• **EXERCISE TASK**:
Find the lines of data that contain the string "kind", then list them.

(Records from a data collection)

= = =

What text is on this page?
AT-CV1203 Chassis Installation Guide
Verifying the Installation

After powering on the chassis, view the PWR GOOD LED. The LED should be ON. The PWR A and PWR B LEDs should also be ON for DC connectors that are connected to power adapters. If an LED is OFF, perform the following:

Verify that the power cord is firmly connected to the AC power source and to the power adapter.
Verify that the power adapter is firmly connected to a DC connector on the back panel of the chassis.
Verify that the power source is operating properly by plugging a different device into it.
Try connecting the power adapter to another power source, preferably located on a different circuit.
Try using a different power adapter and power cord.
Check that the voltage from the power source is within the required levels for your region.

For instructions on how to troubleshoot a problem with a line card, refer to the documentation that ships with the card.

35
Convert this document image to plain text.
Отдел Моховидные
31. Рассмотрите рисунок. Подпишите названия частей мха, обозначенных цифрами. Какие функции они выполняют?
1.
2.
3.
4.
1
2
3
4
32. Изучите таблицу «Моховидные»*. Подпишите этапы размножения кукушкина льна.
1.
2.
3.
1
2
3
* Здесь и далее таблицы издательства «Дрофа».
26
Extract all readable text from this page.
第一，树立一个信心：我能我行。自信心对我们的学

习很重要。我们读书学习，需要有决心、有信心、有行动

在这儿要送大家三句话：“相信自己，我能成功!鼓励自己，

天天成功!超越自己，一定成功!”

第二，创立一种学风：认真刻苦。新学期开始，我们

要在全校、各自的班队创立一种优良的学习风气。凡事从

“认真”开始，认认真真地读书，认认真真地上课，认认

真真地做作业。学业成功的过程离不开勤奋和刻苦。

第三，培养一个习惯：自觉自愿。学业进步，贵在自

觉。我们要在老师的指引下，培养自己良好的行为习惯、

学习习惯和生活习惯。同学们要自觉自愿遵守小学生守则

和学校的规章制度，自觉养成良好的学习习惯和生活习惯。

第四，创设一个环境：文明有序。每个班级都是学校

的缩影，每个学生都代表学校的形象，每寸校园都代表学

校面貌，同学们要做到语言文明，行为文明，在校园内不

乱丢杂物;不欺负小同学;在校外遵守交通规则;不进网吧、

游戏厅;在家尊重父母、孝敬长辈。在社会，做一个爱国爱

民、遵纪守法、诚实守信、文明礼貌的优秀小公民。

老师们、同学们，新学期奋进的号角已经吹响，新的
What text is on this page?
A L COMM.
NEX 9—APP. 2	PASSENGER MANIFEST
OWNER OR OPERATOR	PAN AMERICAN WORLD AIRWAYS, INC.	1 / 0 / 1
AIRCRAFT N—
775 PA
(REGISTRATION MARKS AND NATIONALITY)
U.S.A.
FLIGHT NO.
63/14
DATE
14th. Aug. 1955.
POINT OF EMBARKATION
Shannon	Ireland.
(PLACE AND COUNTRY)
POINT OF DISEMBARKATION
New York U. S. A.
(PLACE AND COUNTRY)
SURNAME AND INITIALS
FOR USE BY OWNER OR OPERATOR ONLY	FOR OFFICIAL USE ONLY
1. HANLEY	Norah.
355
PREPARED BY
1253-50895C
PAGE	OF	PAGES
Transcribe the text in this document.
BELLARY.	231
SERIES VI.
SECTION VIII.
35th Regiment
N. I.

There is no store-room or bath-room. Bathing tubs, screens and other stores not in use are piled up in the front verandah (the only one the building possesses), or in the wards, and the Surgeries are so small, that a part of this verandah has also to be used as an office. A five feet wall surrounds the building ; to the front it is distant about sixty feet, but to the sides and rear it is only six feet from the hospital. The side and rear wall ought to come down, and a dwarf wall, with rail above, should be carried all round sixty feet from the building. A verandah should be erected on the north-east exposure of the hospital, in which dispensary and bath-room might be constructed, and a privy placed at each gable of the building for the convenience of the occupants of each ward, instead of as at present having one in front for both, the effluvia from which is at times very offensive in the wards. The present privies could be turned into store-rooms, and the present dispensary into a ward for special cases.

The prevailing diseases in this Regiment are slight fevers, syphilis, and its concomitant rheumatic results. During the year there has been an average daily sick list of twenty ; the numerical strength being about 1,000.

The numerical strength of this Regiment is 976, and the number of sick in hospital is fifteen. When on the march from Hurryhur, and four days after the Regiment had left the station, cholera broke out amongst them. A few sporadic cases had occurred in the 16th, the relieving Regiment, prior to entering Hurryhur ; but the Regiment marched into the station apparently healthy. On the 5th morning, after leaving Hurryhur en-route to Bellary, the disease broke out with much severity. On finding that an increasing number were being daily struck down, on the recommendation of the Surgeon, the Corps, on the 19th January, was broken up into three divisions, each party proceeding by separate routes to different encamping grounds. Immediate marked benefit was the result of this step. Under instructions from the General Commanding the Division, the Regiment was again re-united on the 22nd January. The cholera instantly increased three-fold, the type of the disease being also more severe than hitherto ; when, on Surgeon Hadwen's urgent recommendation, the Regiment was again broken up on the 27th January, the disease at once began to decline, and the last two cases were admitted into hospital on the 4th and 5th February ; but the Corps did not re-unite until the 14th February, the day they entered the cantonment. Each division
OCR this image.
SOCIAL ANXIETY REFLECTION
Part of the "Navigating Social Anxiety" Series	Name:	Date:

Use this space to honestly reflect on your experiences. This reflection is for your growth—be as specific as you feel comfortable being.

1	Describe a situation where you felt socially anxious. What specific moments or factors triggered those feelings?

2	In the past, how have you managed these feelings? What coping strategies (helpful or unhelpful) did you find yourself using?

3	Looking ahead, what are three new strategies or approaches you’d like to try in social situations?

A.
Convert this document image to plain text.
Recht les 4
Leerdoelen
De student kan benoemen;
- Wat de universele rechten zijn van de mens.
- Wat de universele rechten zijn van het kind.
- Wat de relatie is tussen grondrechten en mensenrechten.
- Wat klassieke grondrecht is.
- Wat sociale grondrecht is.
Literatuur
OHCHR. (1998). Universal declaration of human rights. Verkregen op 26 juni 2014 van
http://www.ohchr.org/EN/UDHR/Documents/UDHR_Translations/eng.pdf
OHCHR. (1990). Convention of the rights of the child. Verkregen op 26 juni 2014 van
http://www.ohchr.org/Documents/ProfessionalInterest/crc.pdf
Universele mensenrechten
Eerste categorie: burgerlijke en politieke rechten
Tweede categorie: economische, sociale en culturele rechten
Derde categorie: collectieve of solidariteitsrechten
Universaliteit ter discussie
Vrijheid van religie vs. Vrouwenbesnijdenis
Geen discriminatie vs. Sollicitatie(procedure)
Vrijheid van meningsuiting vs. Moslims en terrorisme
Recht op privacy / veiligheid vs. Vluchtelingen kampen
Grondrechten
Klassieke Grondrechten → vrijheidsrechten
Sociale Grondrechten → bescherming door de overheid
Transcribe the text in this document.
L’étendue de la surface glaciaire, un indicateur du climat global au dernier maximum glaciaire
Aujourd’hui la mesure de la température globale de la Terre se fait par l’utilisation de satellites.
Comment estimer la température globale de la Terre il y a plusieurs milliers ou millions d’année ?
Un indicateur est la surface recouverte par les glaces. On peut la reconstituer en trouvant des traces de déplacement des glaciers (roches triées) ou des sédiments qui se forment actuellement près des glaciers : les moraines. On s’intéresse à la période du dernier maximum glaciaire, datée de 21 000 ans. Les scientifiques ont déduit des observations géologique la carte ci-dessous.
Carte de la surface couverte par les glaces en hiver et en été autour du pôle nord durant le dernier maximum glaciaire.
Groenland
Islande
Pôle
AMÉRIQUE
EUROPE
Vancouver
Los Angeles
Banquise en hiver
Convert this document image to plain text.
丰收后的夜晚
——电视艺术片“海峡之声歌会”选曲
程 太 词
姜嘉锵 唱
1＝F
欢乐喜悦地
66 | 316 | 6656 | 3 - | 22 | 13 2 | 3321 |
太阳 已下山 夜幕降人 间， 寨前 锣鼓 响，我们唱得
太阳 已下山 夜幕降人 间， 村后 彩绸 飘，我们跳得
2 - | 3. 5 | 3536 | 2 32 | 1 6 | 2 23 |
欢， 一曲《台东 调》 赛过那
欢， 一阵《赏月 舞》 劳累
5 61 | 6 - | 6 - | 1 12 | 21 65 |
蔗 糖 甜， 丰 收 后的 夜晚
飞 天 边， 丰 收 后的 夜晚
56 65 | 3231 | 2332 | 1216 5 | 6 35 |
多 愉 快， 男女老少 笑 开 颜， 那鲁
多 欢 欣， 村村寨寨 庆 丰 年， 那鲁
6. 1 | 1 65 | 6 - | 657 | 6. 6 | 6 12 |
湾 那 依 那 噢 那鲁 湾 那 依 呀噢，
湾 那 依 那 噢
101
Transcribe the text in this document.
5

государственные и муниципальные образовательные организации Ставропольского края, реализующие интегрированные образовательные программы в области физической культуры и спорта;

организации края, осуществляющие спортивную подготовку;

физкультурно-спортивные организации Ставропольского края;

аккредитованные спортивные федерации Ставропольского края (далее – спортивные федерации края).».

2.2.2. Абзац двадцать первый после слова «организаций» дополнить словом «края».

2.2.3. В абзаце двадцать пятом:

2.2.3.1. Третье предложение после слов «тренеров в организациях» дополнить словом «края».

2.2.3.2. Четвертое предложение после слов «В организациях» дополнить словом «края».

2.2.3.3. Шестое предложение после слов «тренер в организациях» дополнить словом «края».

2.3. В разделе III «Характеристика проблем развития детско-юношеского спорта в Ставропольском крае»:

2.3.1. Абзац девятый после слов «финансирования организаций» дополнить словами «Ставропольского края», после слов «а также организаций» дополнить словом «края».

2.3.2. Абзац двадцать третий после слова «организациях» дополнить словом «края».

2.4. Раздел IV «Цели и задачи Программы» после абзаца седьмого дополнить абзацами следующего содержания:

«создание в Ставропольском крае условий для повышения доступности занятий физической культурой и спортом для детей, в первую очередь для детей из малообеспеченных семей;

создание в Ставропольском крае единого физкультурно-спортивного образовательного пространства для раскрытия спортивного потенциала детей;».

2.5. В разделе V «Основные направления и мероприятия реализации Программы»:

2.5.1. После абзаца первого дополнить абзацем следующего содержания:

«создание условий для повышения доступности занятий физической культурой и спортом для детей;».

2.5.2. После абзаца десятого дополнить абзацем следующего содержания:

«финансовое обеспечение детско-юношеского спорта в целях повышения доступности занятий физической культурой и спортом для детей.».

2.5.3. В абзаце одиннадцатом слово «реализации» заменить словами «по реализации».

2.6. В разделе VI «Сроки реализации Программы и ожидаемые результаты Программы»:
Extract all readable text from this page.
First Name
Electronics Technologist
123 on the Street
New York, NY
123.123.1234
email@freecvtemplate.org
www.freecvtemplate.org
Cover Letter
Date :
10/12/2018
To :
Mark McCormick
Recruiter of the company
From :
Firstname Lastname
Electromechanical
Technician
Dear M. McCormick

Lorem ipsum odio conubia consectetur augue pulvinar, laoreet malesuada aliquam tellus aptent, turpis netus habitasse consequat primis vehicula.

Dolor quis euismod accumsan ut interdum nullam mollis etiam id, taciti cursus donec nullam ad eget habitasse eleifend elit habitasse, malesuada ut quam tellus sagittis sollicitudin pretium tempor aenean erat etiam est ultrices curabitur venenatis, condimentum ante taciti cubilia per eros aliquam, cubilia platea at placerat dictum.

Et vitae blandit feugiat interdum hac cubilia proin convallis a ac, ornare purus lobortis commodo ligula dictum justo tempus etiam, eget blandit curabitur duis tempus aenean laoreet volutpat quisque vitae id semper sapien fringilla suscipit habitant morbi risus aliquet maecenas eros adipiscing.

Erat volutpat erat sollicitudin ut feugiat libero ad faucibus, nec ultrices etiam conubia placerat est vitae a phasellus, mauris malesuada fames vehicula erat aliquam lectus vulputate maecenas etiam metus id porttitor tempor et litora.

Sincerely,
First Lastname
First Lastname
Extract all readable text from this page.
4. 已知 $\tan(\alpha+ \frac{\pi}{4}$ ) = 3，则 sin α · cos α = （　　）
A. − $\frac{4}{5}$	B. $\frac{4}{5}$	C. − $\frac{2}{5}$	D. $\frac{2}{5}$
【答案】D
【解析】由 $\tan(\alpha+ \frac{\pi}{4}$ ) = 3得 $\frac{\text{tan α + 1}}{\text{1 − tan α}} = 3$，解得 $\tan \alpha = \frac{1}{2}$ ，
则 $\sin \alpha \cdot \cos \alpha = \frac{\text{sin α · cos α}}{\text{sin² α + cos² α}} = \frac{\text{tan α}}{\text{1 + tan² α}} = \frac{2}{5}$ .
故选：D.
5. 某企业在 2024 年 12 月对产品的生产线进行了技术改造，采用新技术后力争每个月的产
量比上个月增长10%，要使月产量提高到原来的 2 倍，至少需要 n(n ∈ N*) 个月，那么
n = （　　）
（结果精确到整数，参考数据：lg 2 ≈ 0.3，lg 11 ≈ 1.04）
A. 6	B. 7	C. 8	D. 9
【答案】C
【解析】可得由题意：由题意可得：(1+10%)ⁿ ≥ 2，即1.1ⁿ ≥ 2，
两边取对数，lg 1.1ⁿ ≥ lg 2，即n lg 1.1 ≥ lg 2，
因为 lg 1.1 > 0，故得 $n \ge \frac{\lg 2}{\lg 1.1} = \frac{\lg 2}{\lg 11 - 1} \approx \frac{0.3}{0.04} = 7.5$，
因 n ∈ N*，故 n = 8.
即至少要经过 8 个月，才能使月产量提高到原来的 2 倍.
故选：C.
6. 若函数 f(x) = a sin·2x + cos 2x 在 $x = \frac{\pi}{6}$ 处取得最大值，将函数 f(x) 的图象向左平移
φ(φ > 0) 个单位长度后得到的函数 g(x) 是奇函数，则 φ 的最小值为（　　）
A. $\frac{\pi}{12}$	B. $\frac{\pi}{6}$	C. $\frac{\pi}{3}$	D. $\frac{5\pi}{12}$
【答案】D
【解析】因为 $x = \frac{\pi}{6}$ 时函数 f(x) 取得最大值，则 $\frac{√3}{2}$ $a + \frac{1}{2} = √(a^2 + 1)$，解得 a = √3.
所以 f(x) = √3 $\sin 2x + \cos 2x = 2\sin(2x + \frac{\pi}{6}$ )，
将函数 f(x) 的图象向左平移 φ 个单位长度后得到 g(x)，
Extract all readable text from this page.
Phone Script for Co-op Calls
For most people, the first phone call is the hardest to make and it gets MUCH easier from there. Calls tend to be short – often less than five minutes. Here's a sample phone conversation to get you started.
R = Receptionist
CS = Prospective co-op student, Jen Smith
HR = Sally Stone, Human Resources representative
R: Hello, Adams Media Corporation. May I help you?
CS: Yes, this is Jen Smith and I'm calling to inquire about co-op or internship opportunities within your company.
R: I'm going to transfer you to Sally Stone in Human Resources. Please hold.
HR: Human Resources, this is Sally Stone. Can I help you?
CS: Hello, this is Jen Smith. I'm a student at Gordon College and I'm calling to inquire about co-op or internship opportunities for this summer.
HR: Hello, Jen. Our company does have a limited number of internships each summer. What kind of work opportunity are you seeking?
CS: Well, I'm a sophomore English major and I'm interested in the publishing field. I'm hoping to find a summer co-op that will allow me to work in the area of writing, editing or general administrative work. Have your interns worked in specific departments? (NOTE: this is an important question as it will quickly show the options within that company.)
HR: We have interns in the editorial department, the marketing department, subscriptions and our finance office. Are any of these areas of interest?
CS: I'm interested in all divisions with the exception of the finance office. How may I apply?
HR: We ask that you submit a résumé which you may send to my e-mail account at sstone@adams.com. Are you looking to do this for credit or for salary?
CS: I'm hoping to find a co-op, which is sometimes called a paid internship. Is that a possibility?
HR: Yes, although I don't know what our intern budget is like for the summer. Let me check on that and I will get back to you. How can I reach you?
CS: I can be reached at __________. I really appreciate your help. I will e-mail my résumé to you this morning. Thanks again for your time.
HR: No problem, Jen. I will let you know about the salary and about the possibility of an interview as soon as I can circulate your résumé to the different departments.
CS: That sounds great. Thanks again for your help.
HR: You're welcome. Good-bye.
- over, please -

= = =

• **FINAL RESULT**:
- Wat de universele rechten zijn van het kind.
HR: Hello, Jen. Our company does have a limited number of internships each summer. What kind of work opportunity are you seeking?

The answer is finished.